* [What is asked]: Make an exact transcription of the material, leaving out all images.

◇ ◇ ◇

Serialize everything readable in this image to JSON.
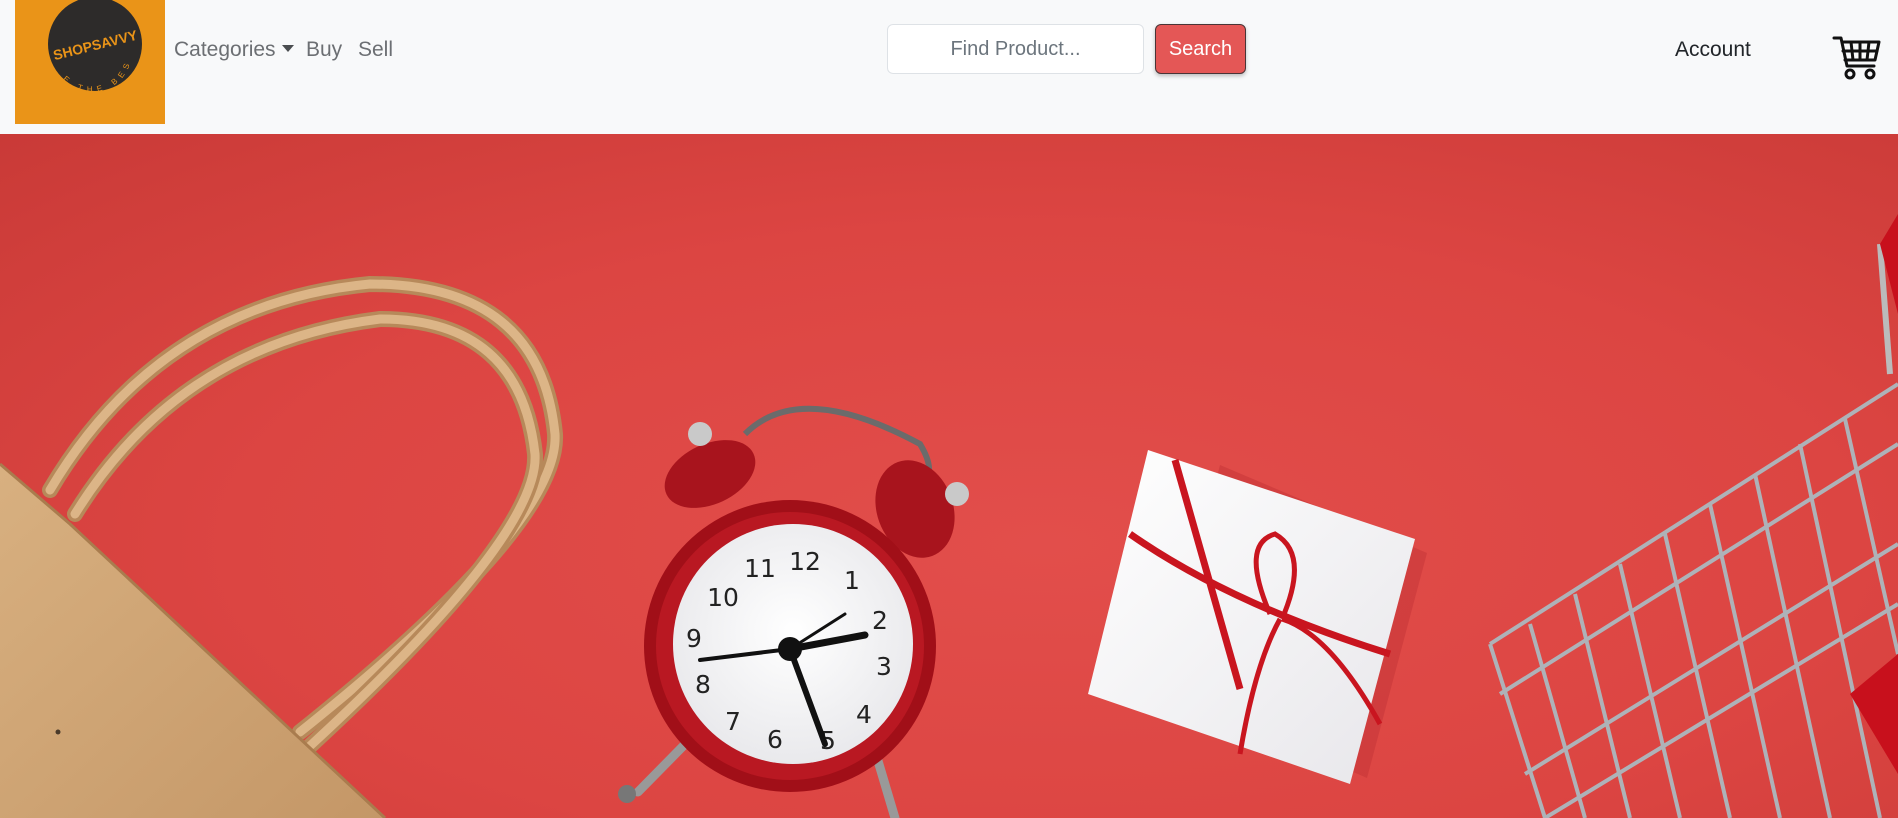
{
  "brand": {
    "name": "SHOPSAVVY",
    "tagline": "WE THE BEST",
    "logo_bg": "#ea9418",
    "logo_circle": "#2d2b2a"
  },
  "nav": {
    "categories_label": "Categories",
    "buy_label": "Buy",
    "sell_label": "Sell",
    "account_label": "Account"
  },
  "search": {
    "placeholder": "Find Product...",
    "value": "",
    "button_label": "Search",
    "button_color": "#e45756"
  },
  "icons": {
    "cart": "shopping-cart-icon",
    "caret": "caret-down-icon"
  },
  "hero": {
    "background": "#dc4542",
    "clock_numbers": [
      "12",
      "1",
      "2",
      "3",
      "4",
      "5",
      "6",
      "7",
      "8",
      "9",
      "10",
      "11"
    ]
  }
}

◇ ◇ ◇

* [Solution]:
Serialize everything readable in this image to JSON.
{
  "brand": {
    "name": "SHOPSAVVY",
    "tagline": "WE THE BEST",
    "logo_bg": "#ea9418",
    "logo_circle": "#2d2b2a"
  },
  "nav": {
    "categories_label": "Categories",
    "buy_label": "Buy",
    "sell_label": "Sell",
    "account_label": "Account"
  },
  "search": {
    "placeholder": "Find Product...",
    "value": "",
    "button_label": "Search",
    "button_color": "#e45756"
  },
  "icons": {
    "cart": "shopping-cart-icon",
    "caret": "caret-down-icon"
  },
  "hero": {
    "background": "#dc4542",
    "clock_numbers": [
      "12",
      "1",
      "2",
      "3",
      "4",
      "5",
      "6",
      "7",
      "8",
      "9",
      "10",
      "11"
    ]
  }
}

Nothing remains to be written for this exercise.